- **Task objective**:
Filter the listing and keep only the lines with the word "όταν".
"""
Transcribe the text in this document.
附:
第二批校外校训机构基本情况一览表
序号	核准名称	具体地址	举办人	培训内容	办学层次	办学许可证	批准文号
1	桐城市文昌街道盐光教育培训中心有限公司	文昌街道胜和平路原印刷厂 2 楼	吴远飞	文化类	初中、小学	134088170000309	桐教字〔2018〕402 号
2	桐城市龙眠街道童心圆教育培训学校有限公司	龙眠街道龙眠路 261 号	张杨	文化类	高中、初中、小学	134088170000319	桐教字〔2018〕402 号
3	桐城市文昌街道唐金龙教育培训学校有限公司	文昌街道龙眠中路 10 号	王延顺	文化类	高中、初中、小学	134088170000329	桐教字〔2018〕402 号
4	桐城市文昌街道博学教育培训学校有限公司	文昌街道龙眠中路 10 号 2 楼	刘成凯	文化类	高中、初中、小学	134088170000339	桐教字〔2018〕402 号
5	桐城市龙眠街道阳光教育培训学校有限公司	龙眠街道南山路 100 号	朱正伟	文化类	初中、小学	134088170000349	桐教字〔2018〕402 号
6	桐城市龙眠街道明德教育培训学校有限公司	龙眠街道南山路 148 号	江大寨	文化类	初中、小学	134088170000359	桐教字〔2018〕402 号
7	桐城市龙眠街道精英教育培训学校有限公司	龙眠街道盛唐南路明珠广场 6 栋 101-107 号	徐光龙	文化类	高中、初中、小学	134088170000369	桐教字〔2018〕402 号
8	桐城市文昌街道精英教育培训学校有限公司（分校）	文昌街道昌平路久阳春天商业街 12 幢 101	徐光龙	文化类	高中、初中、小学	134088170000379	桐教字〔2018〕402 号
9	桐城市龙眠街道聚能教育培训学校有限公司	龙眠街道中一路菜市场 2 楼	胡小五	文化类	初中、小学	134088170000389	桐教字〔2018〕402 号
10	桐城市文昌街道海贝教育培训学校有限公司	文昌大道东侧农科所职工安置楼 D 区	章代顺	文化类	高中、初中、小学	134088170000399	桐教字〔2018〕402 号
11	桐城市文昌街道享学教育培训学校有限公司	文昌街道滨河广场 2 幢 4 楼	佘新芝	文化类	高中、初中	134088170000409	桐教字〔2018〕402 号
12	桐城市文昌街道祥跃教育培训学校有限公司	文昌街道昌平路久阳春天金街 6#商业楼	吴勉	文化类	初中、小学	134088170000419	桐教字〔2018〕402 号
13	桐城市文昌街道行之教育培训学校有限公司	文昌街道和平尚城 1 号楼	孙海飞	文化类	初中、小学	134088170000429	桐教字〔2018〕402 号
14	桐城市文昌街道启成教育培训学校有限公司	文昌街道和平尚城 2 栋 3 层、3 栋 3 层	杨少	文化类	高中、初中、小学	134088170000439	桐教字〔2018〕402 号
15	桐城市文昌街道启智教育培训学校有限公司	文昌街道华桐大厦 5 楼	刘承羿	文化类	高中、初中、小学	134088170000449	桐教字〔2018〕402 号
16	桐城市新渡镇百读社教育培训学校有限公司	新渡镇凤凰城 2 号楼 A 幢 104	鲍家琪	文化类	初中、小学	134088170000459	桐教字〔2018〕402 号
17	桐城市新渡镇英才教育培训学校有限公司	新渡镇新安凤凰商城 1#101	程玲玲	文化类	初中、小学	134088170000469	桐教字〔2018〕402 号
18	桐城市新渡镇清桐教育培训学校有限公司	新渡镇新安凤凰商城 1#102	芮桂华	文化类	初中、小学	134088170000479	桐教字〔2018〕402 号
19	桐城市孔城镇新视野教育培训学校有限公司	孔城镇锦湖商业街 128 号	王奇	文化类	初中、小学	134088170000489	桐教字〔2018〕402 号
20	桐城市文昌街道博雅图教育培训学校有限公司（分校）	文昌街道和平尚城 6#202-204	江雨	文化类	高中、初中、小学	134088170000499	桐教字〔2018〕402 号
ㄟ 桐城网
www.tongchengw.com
"""
"""
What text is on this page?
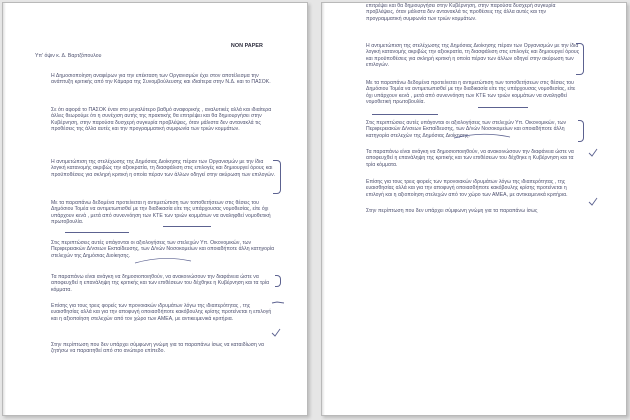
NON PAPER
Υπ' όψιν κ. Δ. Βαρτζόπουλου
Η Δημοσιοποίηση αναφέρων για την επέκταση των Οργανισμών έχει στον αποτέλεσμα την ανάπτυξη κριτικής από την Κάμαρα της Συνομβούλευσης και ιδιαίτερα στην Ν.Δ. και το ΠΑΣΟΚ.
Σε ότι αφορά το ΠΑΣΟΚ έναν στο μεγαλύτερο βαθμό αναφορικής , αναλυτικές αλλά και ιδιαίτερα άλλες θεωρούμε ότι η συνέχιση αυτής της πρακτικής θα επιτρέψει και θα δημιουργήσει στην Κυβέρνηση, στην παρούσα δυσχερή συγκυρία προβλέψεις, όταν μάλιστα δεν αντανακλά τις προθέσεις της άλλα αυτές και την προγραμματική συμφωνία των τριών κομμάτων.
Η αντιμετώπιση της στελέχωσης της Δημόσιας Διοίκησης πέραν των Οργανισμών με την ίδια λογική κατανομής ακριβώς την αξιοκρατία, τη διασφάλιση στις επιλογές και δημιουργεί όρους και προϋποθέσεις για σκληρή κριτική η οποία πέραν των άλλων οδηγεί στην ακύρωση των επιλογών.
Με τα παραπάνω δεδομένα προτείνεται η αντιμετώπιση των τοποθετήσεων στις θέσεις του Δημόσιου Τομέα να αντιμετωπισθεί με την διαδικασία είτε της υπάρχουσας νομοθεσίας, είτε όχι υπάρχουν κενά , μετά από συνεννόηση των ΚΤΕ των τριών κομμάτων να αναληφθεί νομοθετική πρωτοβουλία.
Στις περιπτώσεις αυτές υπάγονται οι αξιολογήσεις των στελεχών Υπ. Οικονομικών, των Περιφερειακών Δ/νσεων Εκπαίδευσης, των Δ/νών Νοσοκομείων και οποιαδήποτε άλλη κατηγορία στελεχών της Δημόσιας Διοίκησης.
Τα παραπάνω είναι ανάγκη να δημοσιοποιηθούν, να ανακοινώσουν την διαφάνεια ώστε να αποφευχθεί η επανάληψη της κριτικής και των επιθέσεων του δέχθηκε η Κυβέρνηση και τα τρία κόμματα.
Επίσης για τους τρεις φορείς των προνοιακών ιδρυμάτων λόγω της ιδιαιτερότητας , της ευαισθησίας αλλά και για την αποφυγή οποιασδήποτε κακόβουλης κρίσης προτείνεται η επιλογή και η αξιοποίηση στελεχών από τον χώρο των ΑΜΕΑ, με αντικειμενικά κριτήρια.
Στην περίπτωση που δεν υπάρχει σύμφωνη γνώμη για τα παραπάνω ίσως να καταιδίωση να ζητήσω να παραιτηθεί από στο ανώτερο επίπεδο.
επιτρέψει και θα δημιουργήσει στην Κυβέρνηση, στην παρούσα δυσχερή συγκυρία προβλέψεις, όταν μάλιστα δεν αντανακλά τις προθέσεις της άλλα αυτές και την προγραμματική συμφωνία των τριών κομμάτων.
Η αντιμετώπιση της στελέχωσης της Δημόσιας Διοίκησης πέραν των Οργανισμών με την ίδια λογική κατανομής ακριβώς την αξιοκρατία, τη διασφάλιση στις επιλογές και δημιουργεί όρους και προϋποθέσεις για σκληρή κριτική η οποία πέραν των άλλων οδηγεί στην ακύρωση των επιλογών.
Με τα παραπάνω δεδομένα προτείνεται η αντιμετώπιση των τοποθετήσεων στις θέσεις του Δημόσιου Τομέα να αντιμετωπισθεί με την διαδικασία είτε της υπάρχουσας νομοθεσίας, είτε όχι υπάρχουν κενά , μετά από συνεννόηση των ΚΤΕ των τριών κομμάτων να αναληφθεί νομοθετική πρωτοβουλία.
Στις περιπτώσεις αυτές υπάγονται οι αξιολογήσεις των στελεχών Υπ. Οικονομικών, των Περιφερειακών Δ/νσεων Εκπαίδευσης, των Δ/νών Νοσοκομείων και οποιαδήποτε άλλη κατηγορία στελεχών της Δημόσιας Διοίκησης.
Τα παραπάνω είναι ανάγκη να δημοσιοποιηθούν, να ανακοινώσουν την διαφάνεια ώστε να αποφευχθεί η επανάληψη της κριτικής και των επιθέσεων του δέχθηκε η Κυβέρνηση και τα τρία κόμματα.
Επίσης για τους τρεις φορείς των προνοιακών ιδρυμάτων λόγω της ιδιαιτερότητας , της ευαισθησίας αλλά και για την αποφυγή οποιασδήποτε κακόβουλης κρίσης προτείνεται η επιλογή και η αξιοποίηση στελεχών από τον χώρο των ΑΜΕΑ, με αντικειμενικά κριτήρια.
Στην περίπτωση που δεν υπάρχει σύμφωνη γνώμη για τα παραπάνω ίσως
"""
- **Answer to the exercise**:
Σε ότι αφορά το ΠΑΣΟΚ έναν στο μεγαλύτερο βαθμό αναφορικής , αναλυτικές αλλά και ιδιαίτερα άλλες θεωρούμε ότι η συνέχιση αυτής της πρακτικής θα επιτρέψει και θα δημιουργήσει στην Κυβέρνηση, στην παρούσα δυσχερή συγκυρία προβλέψεις, όταν μάλιστα δεν αντανακλά τις προθέσεις της άλλα αυτές και την προγραμματική συμφωνία των τριών κομμάτων.
επιτρέψει και θα δημιουργήσει στην Κυβέρνηση, στην παρούσα δυσχερή συγκυρία προβλέψεις, όταν μάλιστα δεν αντανακλά τις προθέσεις της άλλα αυτές και την προγραμματική συμφωνία των τριών κομμάτων.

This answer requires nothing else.